Work to be completed: From the listing below, pull out every line where the string "source" appears.

Given records:
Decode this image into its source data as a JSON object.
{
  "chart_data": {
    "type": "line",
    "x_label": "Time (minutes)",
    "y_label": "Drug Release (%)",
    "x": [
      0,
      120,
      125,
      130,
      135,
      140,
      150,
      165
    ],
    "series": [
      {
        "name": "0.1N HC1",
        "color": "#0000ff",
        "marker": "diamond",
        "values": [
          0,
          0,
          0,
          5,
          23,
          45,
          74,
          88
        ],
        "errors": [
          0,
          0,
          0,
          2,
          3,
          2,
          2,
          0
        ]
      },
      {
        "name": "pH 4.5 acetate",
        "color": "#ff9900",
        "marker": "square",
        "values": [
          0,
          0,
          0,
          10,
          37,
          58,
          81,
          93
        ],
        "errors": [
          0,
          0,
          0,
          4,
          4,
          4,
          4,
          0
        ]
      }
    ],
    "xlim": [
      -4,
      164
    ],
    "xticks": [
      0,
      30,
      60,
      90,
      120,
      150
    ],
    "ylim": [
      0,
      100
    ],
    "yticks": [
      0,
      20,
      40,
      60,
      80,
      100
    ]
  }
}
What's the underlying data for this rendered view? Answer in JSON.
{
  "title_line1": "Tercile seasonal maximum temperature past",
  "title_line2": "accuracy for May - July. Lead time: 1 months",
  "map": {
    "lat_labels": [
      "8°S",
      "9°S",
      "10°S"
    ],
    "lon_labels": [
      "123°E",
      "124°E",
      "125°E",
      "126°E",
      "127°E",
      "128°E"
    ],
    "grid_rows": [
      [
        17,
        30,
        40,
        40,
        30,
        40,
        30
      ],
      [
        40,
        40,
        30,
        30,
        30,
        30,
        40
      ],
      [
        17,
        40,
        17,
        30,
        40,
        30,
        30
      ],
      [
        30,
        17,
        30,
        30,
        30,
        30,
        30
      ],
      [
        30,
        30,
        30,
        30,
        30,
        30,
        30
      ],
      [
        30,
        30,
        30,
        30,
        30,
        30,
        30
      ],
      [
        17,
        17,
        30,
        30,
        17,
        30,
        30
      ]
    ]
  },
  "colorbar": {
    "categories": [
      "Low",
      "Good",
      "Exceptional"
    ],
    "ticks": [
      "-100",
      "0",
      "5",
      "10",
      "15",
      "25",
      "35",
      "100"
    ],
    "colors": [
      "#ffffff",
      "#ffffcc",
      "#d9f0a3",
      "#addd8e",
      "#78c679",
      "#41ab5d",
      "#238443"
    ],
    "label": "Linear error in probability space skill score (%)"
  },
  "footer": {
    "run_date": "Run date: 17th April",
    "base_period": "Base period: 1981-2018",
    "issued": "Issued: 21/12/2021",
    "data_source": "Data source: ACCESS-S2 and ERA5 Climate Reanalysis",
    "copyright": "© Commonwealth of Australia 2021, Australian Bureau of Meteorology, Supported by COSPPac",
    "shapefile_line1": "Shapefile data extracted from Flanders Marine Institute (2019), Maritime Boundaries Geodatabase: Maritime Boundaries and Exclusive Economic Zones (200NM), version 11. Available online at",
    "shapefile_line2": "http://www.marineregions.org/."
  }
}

Written response:
Decode this image into its source data as a JSON object.
    "data_source": "Data source: ACCESS-S2 and ERA5 Climate Reanalysis",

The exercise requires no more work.